Note how many lines contain "Ihrer" and give that number, with nothing else.

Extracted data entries
::::::::

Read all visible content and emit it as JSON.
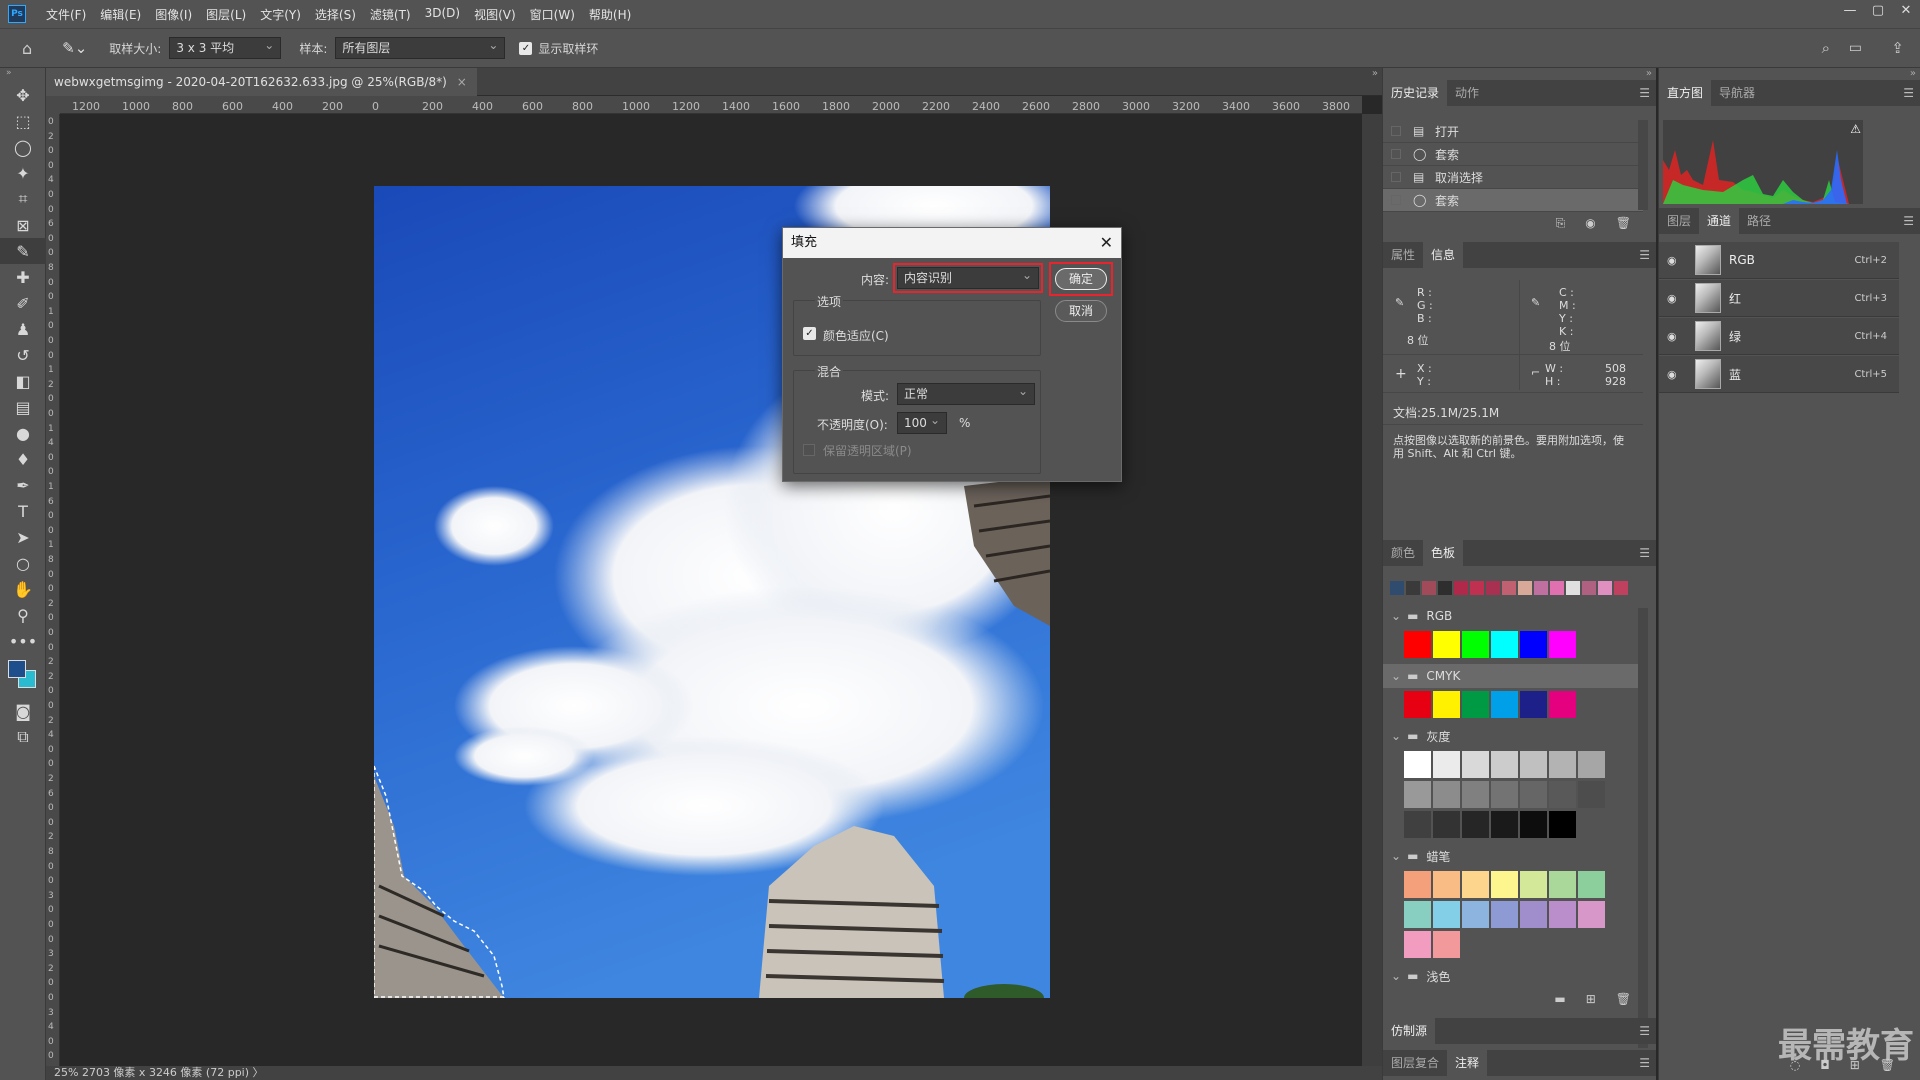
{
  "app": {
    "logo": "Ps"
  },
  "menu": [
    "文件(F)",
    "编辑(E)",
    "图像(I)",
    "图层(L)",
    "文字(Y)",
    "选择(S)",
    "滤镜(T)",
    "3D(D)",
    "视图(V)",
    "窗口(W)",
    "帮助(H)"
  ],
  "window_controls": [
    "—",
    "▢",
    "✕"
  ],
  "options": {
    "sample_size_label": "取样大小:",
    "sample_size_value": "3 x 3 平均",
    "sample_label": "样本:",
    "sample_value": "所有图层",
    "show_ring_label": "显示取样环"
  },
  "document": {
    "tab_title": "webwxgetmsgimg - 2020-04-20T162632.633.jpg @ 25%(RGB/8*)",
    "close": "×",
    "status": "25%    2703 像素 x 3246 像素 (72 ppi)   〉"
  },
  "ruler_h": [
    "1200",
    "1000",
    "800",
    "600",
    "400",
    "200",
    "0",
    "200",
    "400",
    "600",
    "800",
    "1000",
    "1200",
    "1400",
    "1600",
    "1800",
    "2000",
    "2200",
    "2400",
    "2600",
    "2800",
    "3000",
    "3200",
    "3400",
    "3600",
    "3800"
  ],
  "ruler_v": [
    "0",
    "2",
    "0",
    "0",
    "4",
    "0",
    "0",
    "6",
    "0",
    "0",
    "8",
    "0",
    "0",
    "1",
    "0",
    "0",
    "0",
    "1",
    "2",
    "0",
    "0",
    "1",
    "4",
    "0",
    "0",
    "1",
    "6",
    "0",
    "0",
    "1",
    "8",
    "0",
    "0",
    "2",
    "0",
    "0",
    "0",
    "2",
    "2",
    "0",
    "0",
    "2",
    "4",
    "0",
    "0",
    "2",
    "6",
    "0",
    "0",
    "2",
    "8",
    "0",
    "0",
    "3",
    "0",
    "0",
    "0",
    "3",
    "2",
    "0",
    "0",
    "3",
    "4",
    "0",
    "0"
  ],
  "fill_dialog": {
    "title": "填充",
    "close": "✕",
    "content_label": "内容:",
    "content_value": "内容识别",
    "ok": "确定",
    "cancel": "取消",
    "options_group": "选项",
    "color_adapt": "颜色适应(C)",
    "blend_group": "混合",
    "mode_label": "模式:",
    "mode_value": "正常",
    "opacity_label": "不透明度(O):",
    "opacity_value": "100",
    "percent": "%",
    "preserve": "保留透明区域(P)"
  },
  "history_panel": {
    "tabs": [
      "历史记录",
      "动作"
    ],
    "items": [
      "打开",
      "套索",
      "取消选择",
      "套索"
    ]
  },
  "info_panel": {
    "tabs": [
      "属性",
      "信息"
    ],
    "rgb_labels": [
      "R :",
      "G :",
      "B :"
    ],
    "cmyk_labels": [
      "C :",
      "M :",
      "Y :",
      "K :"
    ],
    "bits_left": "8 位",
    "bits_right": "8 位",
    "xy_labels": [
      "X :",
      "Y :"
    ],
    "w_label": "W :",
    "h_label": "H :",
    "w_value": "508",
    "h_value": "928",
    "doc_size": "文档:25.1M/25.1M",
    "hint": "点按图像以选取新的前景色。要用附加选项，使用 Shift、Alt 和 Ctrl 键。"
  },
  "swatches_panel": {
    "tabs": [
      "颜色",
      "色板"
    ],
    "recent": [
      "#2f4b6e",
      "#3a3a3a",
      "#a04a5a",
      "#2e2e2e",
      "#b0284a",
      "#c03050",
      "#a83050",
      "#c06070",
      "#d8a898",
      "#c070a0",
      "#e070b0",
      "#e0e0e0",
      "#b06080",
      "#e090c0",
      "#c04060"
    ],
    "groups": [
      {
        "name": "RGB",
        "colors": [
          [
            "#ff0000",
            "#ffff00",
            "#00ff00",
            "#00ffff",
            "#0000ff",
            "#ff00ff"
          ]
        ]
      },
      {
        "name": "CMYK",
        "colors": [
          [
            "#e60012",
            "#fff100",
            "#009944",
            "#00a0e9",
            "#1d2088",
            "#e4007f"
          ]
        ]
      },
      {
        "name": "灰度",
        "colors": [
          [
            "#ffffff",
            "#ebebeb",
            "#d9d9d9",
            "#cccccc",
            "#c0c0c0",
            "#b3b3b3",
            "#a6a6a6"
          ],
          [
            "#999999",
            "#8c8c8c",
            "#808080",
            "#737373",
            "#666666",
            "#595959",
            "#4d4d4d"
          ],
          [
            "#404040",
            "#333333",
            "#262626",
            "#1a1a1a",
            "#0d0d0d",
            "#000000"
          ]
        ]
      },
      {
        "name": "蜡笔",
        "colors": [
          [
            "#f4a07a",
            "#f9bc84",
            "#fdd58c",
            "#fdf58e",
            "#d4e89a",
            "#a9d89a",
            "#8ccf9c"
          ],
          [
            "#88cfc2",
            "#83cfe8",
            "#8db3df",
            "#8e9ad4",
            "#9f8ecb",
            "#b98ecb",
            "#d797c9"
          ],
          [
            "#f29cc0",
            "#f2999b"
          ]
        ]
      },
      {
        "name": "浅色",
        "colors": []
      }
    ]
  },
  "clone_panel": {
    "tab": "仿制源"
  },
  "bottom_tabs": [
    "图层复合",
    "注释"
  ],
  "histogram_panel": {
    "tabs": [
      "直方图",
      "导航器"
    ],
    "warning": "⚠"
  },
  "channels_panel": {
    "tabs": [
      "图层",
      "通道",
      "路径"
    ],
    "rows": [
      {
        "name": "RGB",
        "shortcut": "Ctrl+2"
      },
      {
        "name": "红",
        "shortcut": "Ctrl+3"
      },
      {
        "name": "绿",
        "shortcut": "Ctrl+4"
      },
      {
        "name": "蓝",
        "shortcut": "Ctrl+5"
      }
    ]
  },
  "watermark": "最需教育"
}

::::::::

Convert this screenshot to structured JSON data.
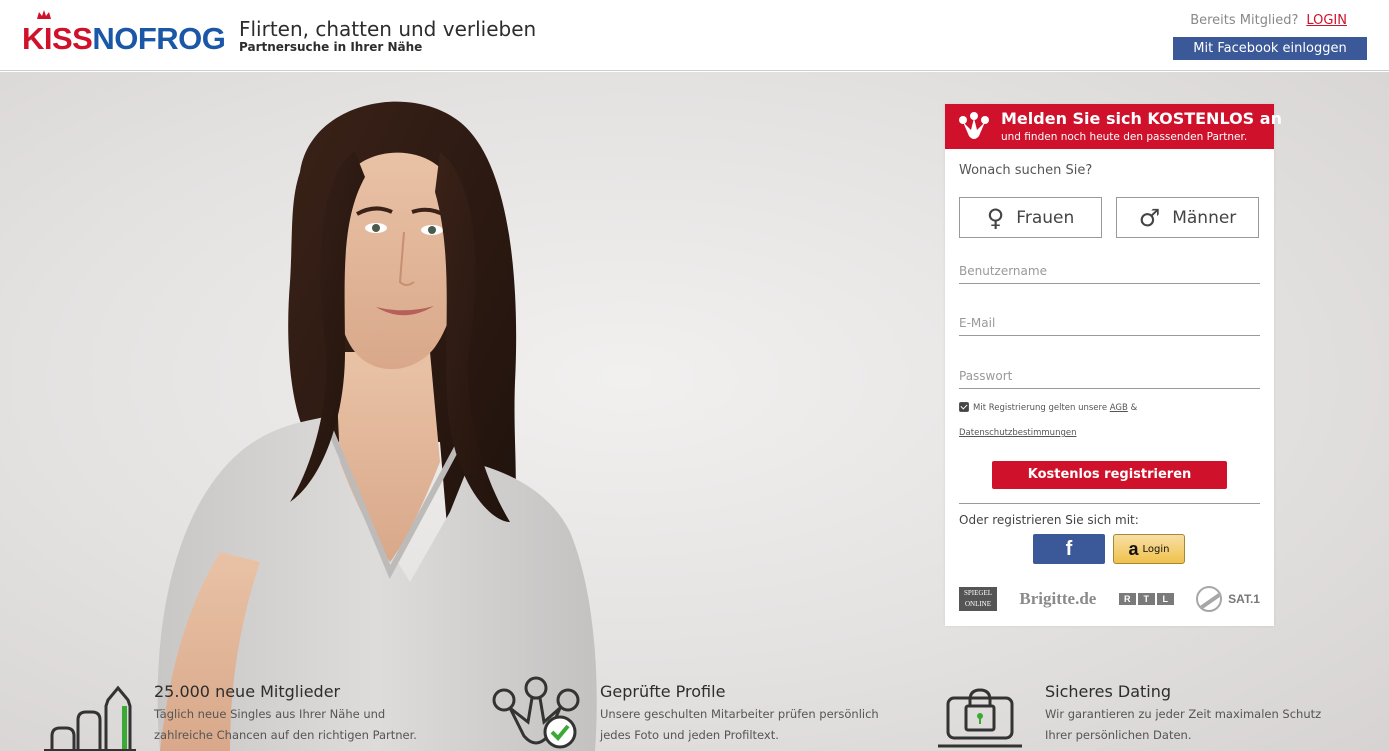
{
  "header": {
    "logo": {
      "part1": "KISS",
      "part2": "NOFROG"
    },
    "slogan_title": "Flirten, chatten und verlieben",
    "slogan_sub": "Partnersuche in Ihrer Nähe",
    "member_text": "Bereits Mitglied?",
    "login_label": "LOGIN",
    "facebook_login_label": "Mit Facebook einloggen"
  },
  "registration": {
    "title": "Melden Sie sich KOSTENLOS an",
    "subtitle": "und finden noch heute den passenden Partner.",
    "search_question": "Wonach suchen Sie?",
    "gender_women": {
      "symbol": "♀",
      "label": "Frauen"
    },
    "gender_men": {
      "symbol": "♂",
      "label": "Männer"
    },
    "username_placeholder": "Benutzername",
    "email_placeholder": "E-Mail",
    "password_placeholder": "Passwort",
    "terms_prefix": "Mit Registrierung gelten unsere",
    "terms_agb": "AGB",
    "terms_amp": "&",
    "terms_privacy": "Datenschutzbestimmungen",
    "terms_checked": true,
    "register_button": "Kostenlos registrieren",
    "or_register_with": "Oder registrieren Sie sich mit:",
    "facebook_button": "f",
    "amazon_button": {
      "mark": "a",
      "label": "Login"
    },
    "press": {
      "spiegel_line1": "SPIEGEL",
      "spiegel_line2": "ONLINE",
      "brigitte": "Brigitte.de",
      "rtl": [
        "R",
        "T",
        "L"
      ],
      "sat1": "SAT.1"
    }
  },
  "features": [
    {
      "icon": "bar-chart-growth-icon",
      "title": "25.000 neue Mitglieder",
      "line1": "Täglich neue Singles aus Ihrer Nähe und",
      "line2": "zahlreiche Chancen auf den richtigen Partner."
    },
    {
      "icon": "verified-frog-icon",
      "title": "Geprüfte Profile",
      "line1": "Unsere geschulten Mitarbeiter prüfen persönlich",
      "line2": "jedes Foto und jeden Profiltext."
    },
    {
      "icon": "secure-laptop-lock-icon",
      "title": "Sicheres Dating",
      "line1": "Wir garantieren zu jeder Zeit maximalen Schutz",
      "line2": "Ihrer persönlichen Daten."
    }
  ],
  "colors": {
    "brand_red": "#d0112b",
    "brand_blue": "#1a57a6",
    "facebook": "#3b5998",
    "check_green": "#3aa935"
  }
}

::::::::

-- Task output --
3